**AIM**
Your answer should be a single number: the count of lines containing the string "this".

**SUPPLIED MATERIAL**
•••••
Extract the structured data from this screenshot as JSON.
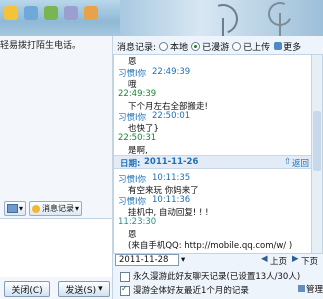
•••••
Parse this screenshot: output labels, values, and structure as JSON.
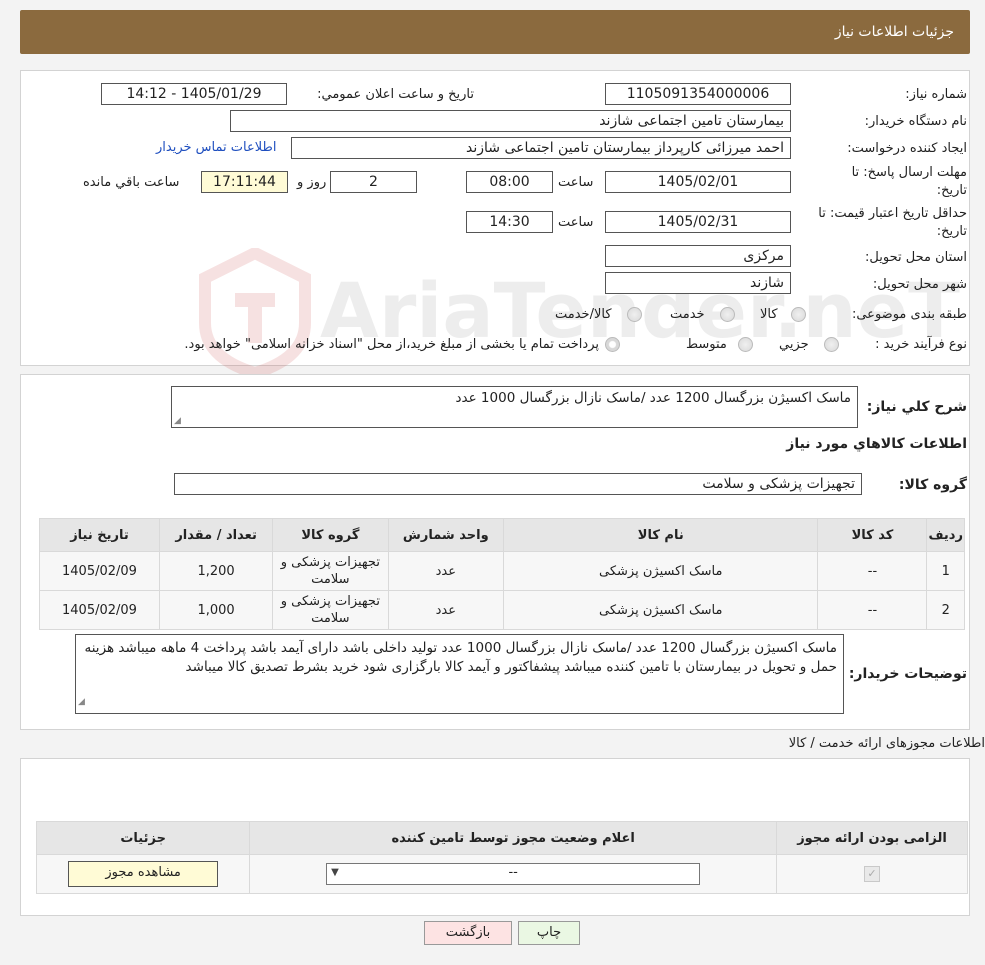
•••••
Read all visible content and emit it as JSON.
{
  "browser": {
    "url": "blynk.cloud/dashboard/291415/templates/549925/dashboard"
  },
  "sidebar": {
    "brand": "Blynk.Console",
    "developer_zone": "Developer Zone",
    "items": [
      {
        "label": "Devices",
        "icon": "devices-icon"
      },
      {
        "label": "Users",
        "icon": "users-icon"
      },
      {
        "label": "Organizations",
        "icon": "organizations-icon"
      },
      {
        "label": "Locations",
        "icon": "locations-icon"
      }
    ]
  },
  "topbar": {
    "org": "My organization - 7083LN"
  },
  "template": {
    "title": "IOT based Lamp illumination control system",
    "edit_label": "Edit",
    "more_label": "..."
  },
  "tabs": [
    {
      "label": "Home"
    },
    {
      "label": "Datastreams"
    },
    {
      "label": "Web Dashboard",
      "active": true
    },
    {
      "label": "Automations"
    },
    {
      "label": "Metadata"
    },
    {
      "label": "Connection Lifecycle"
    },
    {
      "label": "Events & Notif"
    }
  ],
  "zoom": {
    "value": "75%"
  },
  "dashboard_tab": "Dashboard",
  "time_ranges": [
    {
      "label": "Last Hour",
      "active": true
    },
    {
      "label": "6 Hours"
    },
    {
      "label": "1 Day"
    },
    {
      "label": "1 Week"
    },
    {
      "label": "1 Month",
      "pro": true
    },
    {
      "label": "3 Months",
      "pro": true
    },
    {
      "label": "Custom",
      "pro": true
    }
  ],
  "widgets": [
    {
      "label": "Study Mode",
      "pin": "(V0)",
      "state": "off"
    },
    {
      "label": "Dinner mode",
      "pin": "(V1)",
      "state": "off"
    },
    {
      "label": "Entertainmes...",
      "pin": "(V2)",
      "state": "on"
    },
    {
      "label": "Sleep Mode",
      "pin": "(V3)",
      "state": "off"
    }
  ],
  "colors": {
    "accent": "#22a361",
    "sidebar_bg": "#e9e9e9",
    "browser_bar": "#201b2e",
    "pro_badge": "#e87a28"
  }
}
•••••
**THE RESULT**
2